■ REQUIREMENTS: Every line that includes the word "Each" is to be listed.

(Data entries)

--------------------------------------------------

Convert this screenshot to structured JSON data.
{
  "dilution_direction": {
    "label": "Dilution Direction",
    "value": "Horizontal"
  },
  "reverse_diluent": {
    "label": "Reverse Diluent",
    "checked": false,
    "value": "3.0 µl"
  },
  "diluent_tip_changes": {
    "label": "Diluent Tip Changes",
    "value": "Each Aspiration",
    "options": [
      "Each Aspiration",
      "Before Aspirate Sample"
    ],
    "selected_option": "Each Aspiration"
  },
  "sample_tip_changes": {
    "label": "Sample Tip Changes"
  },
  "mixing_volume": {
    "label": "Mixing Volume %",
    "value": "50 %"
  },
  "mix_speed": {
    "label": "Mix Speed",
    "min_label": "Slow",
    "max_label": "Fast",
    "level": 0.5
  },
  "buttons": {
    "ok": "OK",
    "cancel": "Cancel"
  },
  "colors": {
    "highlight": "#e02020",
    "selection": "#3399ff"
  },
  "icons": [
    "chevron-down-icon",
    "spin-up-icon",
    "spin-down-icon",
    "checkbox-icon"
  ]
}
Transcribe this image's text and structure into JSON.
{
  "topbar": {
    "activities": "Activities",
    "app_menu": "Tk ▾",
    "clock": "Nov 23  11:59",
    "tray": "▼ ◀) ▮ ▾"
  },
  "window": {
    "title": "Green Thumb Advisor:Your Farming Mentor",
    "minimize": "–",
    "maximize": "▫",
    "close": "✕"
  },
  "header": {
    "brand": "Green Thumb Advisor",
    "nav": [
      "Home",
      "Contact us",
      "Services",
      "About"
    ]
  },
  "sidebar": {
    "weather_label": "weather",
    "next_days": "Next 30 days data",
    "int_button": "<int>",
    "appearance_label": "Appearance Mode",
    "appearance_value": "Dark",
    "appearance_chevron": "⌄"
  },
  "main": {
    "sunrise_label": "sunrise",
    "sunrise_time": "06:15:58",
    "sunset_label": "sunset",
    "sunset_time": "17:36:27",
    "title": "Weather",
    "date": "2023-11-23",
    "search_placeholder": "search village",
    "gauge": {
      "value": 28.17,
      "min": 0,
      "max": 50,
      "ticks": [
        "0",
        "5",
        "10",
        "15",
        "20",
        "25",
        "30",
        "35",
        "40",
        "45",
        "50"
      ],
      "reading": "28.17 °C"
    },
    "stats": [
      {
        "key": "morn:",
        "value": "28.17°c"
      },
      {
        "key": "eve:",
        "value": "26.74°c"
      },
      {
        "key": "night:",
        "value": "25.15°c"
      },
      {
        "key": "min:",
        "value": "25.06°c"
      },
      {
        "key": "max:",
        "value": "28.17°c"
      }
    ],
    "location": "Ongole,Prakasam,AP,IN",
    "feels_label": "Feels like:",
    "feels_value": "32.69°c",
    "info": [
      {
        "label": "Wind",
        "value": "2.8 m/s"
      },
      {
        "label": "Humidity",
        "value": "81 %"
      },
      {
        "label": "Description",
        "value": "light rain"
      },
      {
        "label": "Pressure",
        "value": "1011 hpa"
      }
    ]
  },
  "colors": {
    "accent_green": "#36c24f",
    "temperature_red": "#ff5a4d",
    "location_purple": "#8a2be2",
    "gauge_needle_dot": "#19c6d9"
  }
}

--------------------------------------------------

■ RESULT OF THE EXERCISE:
    "value": "Each Aspiration",
      "Each Aspiration",
    "selected_option": "Each Aspiration"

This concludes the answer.